== Page excerpt ==
Proposed measures are reviewed by the state attorney general and state supreme court after proponents collect 25% of the required signatures across the state in each of one-half of the state's congressional districts (222,898 signatures for 2024 ballot measures). After these preliminary signatures have been collected, the secretary of state must submit the proposal to the Florida Attorney General and the Financial Impact Estimating Conference (FIEC). The attorney general is required to petition the Florida Supreme Court for an advisory opinion on the measure's compliance with the single-subject rule, the appropriateness of the title and summary, and whether or not the measure "is facially invalid under the United States Constitution."[4]
The requirements to get an initiative certified for the 2024 ballot:
- Signatures: 891,523 valid signatures
- Deadline: The deadline for signature verification was February 1, 2024. As election officials have 30 days to check signatures, petitions should be submitted at least one month before the verification deadline.
In Florida, proponents of an initiative file signatures with local elections supervisors, who are responsible for verifying signatures. Supervisors are permitted to use random sampling if the process can estimate the number of valid signatures with 99.5% accuracy. Enough signatures are considered valid if the random sample estimates that at least 115% of the required number of signatures are valid.

== Data excerpt ==
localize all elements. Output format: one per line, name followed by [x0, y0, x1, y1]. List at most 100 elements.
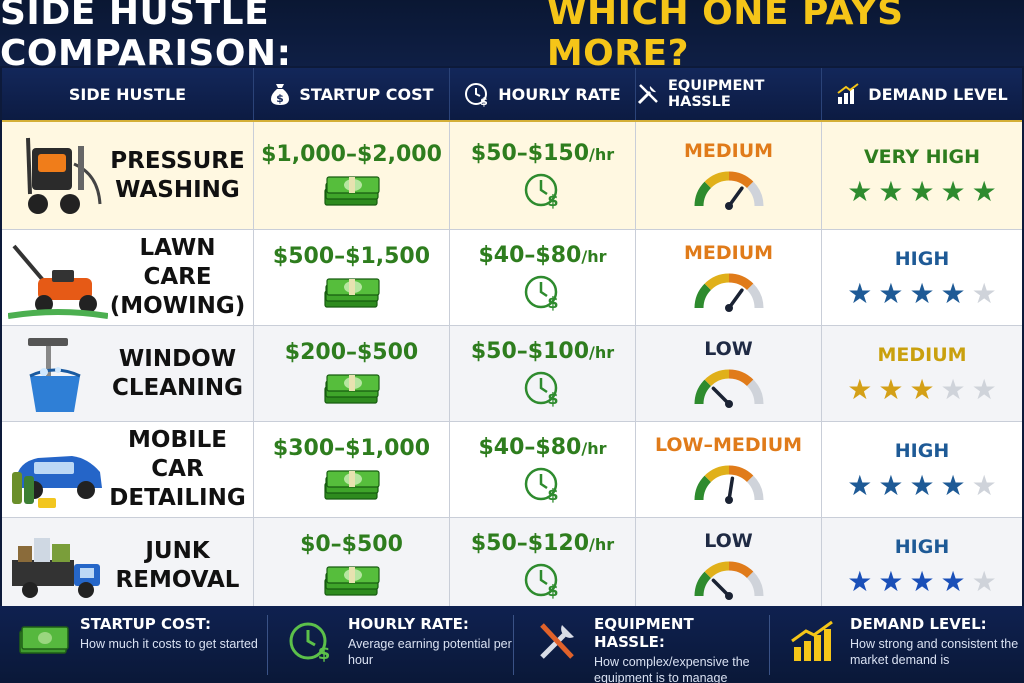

== Written task A ==
Name each matter on which the attorney general must ask the Florida Supreme Court for an advisory opinion, according to the Florida initiative text.
== Written task B ==
Answer these questions using the Florida initiative text:
(i) How many valid signatures were required to certify an initiative for the 2024 ballot?
(ii) What was the deadline for signature verification?
(iii) With what accuracy must random sampling be able to estimate the number of valid signatures?
== Written task C ==
Reproduce the Florida initiative text word for word, from "In Florida, proponents" up to and including "signatures are valid.".

== Full answer A ==
- The measure's compliance with the single-subject rule
- The appropriateness of the title and summary
- Whether the measure "is facially invalid under the United States Constitution"

== Full answer B ==
(i) 891,523
(ii) February 1, 2024
(iii) 99.5%

== Full answer C ==
In Florida, proponents of an initiative file signatures with local elections supervisors, who are responsible for verifying signatures. Supervisors are permitted to use random sampling if the process can estimate the number of valid signatures with 99.5% accuracy. Enough signatures are considered valid if the random sample estimates that at least 115% of the required number of signatures are valid.